### GIVEN INSTRUCTION
Pictures aside, repeat every entry exactly.
....................
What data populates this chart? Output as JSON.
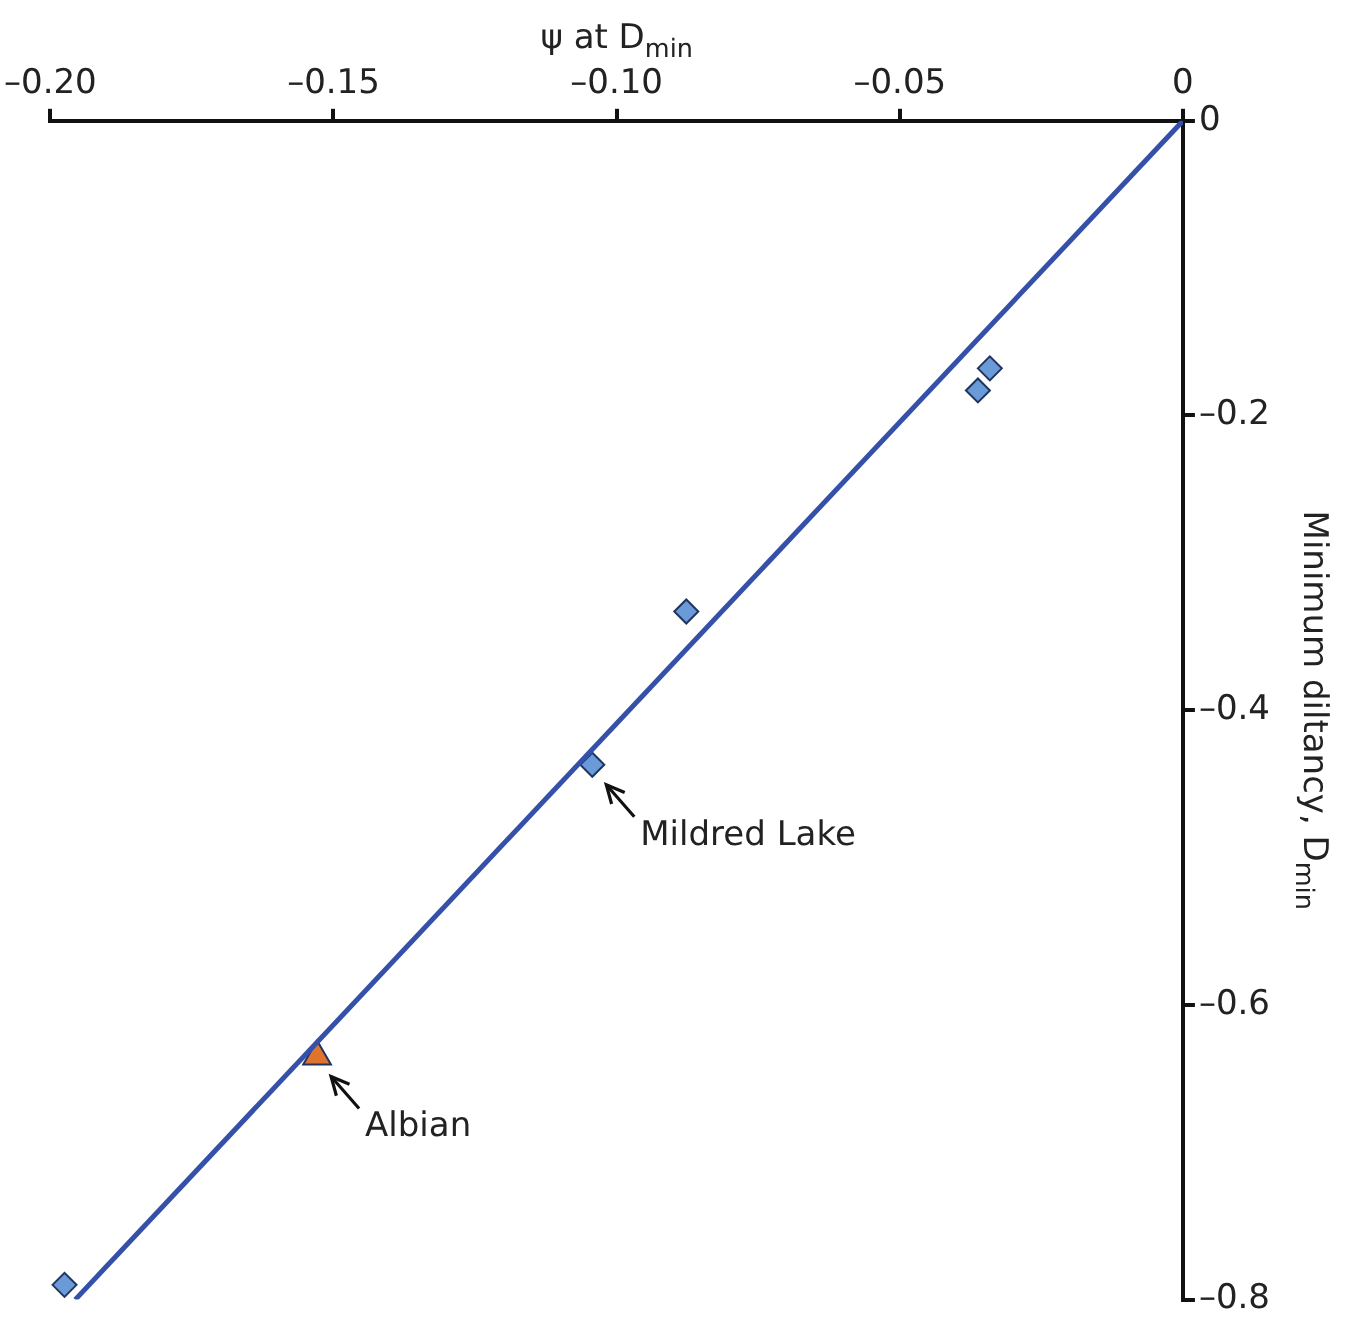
{
  "chart_data": {
    "type": "scatter",
    "xlabel": "ψ at D$_{min}$",
    "ylabel": "Minimum diltancy, D$_{min}$",
    "xlim": [
      -0.2,
      0
    ],
    "xticks": [
      {
        "value": -0.2,
        "label": "–0.20"
      },
      {
        "value": -0.15,
        "label": "–0.15"
      },
      {
        "value": -0.1,
        "label": "–0.10"
      },
      {
        "value": -0.05,
        "label": "–0.05"
      },
      0
    ],
    "ylim": [
      -0.8,
      0
    ],
    "yticks": [
      {
        "value": -0.8,
        "label": "–0.8"
      },
      {
        "value": -0.6,
        "label": "–0.6"
      },
      {
        "value": -0.4,
        "label": "–0.4"
      },
      {
        "value": -0.2,
        "label": "–0.2"
      },
      0
    ],
    "series": [
      {
        "type": "line",
        "color": "#3550a8",
        "marker": "none",
        "line_style": "solid",
        "x": [
          0,
          -0.1956
        ],
        "values": [
          0,
          -0.8
        ]
      },
      {
        "type": "scatter",
        "color": "#6a9ad8",
        "marker": "diamond",
        "x": [
          -0.0341,
          -0.0362,
          -0.0877,
          -0.1043,
          -0.1975
        ],
        "values": [
          -0.168,
          -0.183,
          -0.333,
          -0.437,
          -0.79
        ]
      },
      {
        "type": "scatter",
        "color": "#e0742e",
        "marker": "triangle",
        "x": [
          -0.1529
        ],
        "values": [
          -0.635
        ]
      }
    ],
    "annotations": [
      {
        "text": "Mildred Lake",
        "x": -0.1043,
        "y": -0.437
      },
      {
        "text": "Albian",
        "x": -0.1529,
        "y": -0.635
      }
    ]
  }
}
....................
### TASK SOLUTION
What data populates this chart? Output as JSON.
{
  "chart_data": {
    "type": "scatter",
    "xlabel": "ψ at D$_{min}$",
    "ylabel": "Minimum diltancy, D$_{min}$",
    "xlim": [
      -0.2,
      0
    ],
    "xticks": [
      {
        "value": -0.2,
        "label": "–0.20"
      },
      {
        "value": -0.15,
        "label": "–0.15"
      },
      {
        "value": -0.1,
        "label": "–0.10"
      },
      {
        "value": -0.05,
        "label": "–0.05"
      },
      0
    ],
    "ylim": [
      -0.8,
      0
    ],
    "yticks": [
      {
        "value": -0.8,
        "label": "–0.8"
      },
      {
        "value": -0.6,
        "label": "–0.6"
      },
      {
        "value": -0.4,
        "label": "–0.4"
      },
      {
        "value": -0.2,
        "label": "–0.2"
      },
      0
    ],
    "series": [
      {
        "type": "line",
        "color": "#3550a8",
        "marker": "none",
        "line_style": "solid",
        "x": [
          0,
          -0.1956
        ],
        "values": [
          0,
          -0.8
        ]
      },
      {
        "type": "scatter",
        "color": "#6a9ad8",
        "marker": "diamond",
        "x": [
          -0.0341,
          -0.0362,
          -0.0877,
          -0.1043,
          -0.1975
        ],
        "values": [
          -0.168,
          -0.183,
          -0.333,
          -0.437,
          -0.79
        ]
      },
      {
        "type": "scatter",
        "color": "#e0742e",
        "marker": "triangle",
        "x": [
          -0.1529
        ],
        "values": [
          -0.635
        ]
      }
    ],
    "annotations": [
      {
        "text": "Mildred Lake",
        "x": -0.1043,
        "y": -0.437
      },
      {
        "text": "Albian",
        "x": -0.1529,
        "y": -0.635
      }
    ]
  }
}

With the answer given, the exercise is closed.